**Task to complete**: Check each line of the entries below for the string "أصبحنا"; copy every line where it appears.

--- START ---

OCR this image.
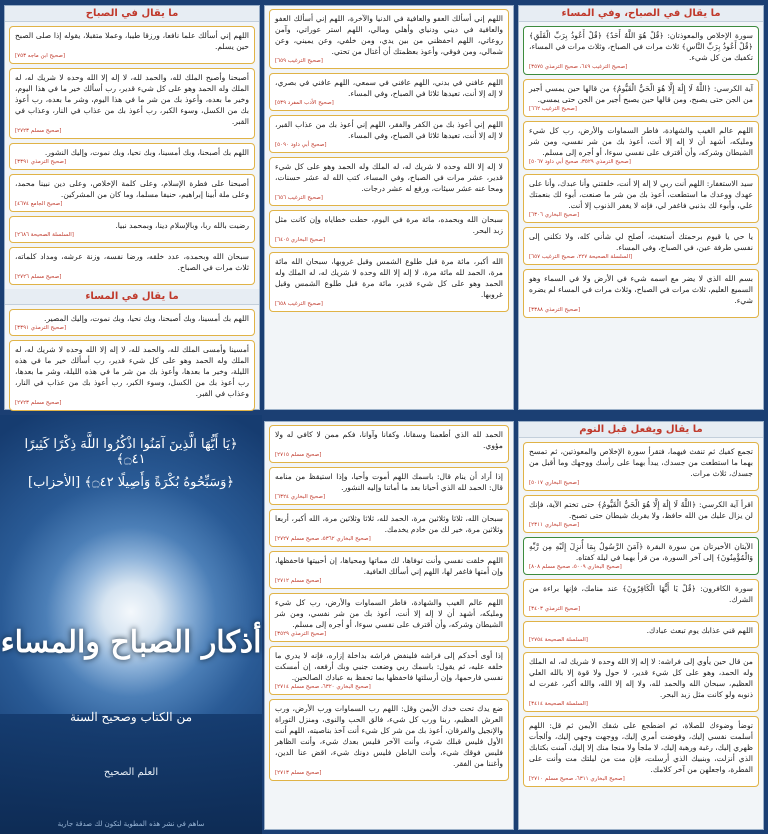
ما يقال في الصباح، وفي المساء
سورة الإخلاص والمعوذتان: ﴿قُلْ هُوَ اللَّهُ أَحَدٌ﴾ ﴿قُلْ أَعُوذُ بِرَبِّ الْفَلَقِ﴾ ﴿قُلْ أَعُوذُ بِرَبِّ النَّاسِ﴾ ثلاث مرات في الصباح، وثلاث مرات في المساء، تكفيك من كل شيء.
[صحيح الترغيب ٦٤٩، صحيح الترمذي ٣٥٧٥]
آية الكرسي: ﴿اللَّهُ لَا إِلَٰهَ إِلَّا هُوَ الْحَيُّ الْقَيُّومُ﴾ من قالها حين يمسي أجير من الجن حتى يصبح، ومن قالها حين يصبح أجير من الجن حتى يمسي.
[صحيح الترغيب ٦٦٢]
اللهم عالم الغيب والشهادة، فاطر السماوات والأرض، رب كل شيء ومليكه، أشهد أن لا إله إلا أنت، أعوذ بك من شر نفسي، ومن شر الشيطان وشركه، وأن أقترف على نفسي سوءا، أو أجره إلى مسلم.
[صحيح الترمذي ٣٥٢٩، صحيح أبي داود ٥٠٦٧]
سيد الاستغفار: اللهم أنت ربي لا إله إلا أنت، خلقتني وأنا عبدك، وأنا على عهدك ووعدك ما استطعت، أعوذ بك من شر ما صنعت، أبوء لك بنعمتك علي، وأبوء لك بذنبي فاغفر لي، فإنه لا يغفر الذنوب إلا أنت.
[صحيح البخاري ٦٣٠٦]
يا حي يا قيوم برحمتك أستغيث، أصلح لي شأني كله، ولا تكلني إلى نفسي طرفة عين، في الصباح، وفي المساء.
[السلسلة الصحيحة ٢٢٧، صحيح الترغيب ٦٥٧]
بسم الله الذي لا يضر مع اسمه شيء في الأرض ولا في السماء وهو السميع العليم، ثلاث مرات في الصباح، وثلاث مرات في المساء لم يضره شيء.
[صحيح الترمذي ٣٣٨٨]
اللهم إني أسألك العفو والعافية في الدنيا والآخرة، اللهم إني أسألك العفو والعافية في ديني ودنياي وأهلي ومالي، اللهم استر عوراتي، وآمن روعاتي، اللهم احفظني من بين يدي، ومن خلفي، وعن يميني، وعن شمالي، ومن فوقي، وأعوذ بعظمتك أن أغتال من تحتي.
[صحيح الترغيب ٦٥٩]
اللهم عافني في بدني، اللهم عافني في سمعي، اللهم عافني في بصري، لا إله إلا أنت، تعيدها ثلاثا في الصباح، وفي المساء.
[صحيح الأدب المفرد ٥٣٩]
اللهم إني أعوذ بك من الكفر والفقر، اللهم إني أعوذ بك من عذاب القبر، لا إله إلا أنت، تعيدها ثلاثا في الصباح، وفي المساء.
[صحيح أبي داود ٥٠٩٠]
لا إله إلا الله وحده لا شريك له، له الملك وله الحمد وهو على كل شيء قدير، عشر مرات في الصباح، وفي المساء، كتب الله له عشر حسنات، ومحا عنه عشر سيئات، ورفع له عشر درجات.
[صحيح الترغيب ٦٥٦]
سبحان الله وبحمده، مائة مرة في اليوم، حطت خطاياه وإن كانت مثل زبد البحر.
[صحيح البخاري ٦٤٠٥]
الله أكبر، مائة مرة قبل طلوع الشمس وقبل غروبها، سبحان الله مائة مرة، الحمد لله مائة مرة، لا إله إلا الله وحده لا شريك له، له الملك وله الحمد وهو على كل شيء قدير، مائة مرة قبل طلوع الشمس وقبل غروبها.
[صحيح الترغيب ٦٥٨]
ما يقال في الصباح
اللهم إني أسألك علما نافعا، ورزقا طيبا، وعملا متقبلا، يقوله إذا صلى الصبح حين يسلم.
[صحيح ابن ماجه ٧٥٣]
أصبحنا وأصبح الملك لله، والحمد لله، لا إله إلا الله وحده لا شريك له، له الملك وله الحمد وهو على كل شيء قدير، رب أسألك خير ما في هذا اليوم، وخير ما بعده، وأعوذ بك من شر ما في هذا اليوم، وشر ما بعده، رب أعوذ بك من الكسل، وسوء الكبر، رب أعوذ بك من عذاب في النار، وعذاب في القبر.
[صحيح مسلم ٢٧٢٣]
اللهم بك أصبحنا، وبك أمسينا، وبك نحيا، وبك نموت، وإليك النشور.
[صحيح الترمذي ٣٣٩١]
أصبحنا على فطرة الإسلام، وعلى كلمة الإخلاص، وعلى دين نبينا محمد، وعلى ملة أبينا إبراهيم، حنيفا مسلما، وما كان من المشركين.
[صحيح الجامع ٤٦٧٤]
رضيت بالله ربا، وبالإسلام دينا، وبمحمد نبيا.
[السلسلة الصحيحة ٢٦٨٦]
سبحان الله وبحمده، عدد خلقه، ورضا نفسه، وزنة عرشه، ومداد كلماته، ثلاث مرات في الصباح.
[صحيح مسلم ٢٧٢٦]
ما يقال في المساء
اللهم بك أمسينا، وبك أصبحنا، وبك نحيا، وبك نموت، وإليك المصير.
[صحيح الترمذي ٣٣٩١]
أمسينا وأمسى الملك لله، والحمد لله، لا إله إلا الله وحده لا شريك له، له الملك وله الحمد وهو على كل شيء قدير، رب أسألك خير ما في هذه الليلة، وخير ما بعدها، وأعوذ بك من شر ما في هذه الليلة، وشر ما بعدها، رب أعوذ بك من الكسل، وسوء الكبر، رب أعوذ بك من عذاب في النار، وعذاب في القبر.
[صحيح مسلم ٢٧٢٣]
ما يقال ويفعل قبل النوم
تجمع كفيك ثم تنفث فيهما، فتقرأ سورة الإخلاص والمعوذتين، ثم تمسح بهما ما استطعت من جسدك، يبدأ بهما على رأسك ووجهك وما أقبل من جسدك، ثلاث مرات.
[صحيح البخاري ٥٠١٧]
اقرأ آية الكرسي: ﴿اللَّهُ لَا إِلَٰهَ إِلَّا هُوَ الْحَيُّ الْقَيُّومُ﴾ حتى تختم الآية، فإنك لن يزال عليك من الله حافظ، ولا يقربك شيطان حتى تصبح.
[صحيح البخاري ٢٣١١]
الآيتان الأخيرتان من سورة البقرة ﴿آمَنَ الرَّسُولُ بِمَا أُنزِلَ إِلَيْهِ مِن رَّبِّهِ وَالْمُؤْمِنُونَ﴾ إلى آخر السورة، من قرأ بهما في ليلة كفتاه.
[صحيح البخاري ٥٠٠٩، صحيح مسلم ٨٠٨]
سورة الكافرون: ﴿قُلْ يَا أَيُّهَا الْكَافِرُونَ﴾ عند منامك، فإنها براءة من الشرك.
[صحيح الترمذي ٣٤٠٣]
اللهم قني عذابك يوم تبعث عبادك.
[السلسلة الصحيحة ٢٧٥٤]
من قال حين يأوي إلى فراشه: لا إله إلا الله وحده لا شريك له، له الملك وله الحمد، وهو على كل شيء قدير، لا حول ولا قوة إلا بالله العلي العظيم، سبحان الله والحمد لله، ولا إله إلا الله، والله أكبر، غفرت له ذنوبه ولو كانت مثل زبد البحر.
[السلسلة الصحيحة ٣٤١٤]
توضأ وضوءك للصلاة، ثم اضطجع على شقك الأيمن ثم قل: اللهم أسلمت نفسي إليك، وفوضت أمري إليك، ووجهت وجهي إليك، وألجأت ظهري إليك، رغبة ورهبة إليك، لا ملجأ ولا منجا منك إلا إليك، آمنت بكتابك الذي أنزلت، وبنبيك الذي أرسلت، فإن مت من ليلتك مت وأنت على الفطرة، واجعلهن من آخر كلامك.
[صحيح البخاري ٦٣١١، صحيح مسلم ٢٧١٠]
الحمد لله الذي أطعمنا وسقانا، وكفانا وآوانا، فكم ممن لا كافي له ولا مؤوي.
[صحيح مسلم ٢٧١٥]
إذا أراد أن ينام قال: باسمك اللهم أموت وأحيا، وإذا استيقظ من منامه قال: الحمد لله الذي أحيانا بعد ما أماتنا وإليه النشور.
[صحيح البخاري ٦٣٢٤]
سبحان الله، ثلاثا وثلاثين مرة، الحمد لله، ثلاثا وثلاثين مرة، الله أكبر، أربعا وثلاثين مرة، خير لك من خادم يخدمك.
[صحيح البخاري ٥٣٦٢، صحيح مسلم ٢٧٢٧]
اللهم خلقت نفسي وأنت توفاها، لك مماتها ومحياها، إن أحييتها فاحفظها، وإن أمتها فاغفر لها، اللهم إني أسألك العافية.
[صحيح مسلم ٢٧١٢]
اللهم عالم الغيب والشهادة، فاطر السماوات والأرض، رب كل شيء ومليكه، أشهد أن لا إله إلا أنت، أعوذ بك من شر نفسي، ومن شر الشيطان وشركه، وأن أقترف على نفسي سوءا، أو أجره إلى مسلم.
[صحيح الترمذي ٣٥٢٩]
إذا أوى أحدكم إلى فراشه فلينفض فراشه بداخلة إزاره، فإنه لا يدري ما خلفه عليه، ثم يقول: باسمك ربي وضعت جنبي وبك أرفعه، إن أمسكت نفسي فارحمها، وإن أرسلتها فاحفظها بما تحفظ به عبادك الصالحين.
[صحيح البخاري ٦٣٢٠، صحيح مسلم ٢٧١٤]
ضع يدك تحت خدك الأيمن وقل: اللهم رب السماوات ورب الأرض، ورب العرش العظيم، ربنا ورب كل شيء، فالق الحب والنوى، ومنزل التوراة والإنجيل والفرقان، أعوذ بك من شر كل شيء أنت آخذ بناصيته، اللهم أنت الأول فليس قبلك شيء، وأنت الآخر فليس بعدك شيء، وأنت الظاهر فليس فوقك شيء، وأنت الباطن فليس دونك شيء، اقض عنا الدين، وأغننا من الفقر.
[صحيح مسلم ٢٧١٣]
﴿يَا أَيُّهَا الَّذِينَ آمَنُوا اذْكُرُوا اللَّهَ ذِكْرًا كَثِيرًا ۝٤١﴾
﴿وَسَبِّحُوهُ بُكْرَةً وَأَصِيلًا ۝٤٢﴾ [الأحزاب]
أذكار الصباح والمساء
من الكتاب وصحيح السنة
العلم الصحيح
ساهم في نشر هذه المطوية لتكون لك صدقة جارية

--- END ---
--- START ---

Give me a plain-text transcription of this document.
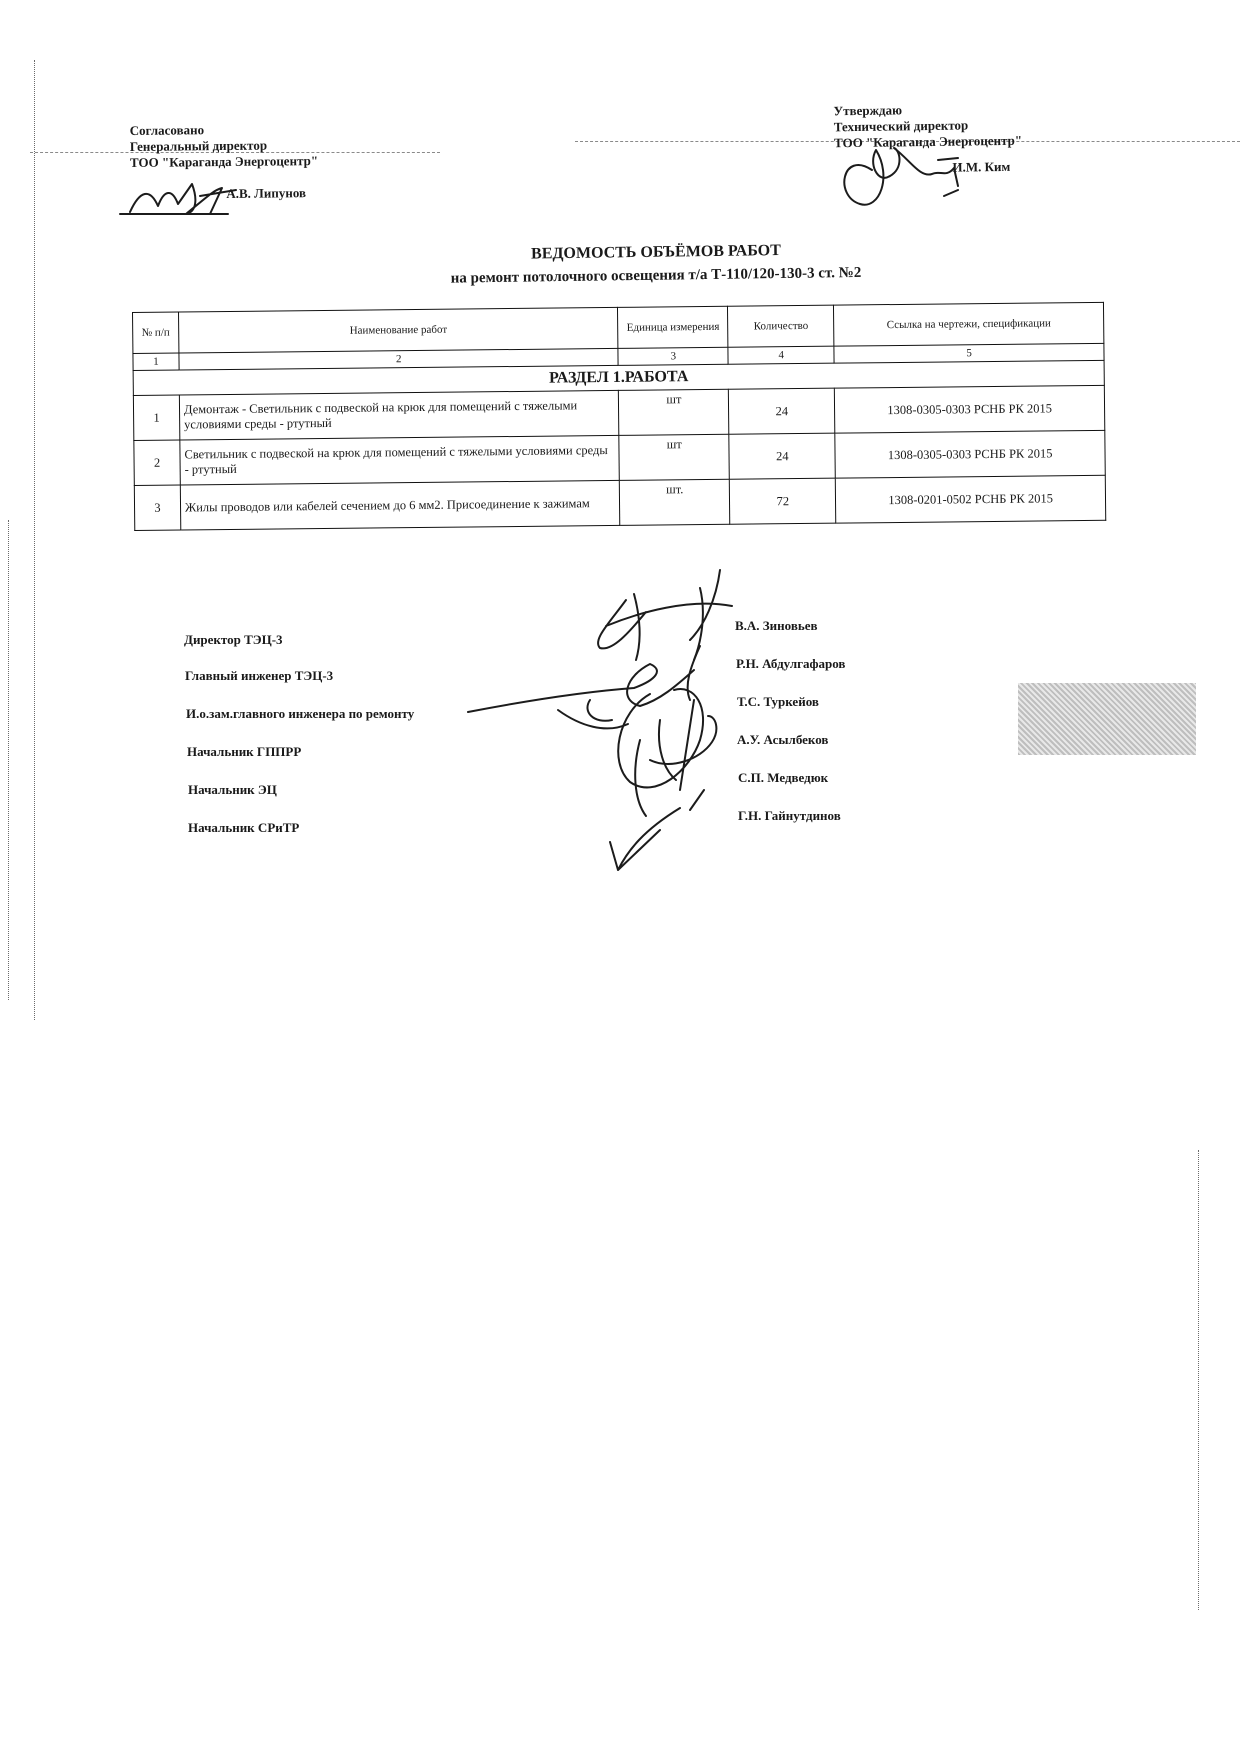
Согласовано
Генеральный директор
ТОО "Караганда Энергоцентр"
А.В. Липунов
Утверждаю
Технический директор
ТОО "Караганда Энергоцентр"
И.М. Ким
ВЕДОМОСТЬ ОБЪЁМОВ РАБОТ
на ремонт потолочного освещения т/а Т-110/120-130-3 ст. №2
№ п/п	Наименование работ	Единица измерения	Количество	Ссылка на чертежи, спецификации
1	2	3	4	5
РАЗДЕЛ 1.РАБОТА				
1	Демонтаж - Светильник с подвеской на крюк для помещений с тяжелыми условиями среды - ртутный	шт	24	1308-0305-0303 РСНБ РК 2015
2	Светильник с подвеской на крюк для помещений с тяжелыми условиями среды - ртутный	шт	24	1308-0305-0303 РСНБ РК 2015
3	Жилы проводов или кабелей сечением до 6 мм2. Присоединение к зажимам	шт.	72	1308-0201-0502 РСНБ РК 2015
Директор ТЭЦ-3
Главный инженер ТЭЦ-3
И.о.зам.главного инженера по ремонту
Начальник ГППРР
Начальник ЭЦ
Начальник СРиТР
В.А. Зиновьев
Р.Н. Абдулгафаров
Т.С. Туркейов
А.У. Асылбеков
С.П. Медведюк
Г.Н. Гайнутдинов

--- END ---

**Expected answer**:
أصبحنا وأصبح الملك لله، والحمد لله، لا إله إلا الله وحده لا شريك له، له الملك وله الحمد وهو على كل شيء قدير، رب أسألك خير ما في هذا اليوم، وخير ما بعده، وأعوذ بك من شر ما في هذا اليوم، وشر ما بعده، رب أعوذ بك من الكسل، وسوء الكبر، رب أعوذ بك من عذاب في النار، وعذاب في القبر.
اللهم بك أصبحنا، وبك أمسينا، وبك نحيا، وبك نموت، وإليك النشور.
أصبحنا على فطرة الإسلام، وعلى كلمة الإخلاص، وعلى دين نبينا محمد، وعلى ملة أبينا إبراهيم، حنيفا مسلما، وما كان من المشركين.
اللهم بك أمسينا، وبك أصبحنا، وبك نحيا، وبك نموت، وإليك المصير.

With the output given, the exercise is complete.